§ To be done
Do not carry the pictures over; copy every other part of the entries exactly.

Records contained in a dataset:
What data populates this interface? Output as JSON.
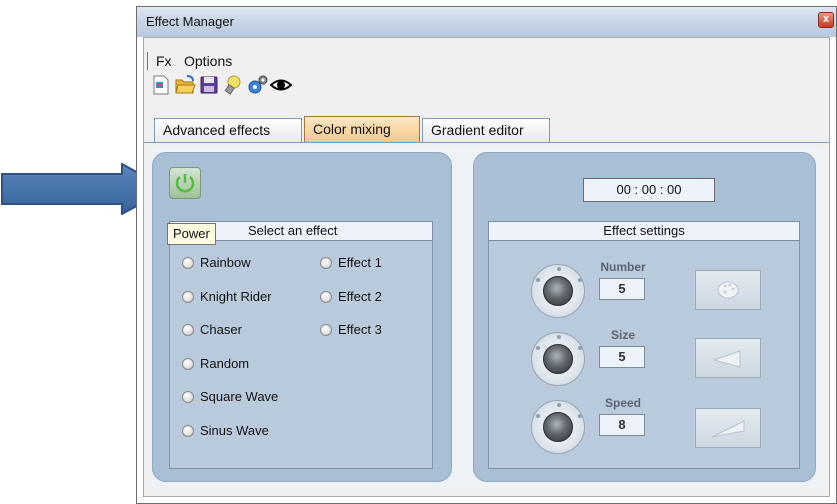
{
  "window": {
    "title": "Effect Manager",
    "close_glyph": "x"
  },
  "menu": {
    "items": [
      "Fx",
      "Options"
    ]
  },
  "toolbar": {
    "icons": [
      "new-effect-icon",
      "open-folder-icon",
      "save-icon",
      "lightbulb-icon",
      "settings-gears-icon",
      "preview-eye-icon"
    ]
  },
  "tabs": [
    {
      "label": "Advanced effects",
      "active": false
    },
    {
      "label": "Color mixing",
      "active": true
    },
    {
      "label": "Gradient editor",
      "active": false
    }
  ],
  "left_panel": {
    "power_tooltip": "Power",
    "header": "Select an effect",
    "effects_col1": [
      "Rainbow",
      "Knight Rider",
      "Chaser",
      "Random",
      "Square Wave",
      "Sinus Wave"
    ],
    "effects_col2": [
      "Effect 1",
      "Effect 2",
      "Effect 3"
    ]
  },
  "right_panel": {
    "timer": "00 : 00 : 00",
    "header": "Effect settings",
    "settings": [
      {
        "label": "Number",
        "value": "5"
      },
      {
        "label": "Size",
        "value": "5"
      },
      {
        "label": "Speed",
        "value": "8"
      }
    ]
  },
  "colors": {
    "panel": "#a9bfd6",
    "active_tab": "#f6c98b",
    "arrow": "#3f6ea8",
    "power_icon": "#4fbf3f"
  }
}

§ In response
What data populates this interface? Output as JSON.
{
  "window": {
    "title": "Effect Manager",
    "close_glyph": "x"
  },
  "menu": {
    "items": [
      "Fx",
      "Options"
    ]
  },
  "toolbar": {
    "icons": [
      "new-effect-icon",
      "open-folder-icon",
      "save-icon",
      "lightbulb-icon",
      "settings-gears-icon",
      "preview-eye-icon"
    ]
  },
  "tabs": [
    {
      "label": "Advanced effects",
      "active": false
    },
    {
      "label": "Color mixing",
      "active": true
    },
    {
      "label": "Gradient editor",
      "active": false
    }
  ],
  "left_panel": {
    "power_tooltip": "Power",
    "header": "Select an effect",
    "effects_col1": [
      "Rainbow",
      "Knight Rider",
      "Chaser",
      "Random",
      "Square Wave",
      "Sinus Wave"
    ],
    "effects_col2": [
      "Effect 1",
      "Effect 2",
      "Effect 3"
    ]
  },
  "right_panel": {
    "timer": "00 : 00 : 00",
    "header": "Effect settings",
    "settings": [
      {
        "label": "Number",
        "value": "5"
      },
      {
        "label": "Size",
        "value": "5"
      },
      {
        "label": "Speed",
        "value": "8"
      }
    ]
  },
  "colors": {
    "panel": "#a9bfd6",
    "active_tab": "#f6c98b",
    "arrow": "#3f6ea8",
    "power_icon": "#4fbf3f"
  }
}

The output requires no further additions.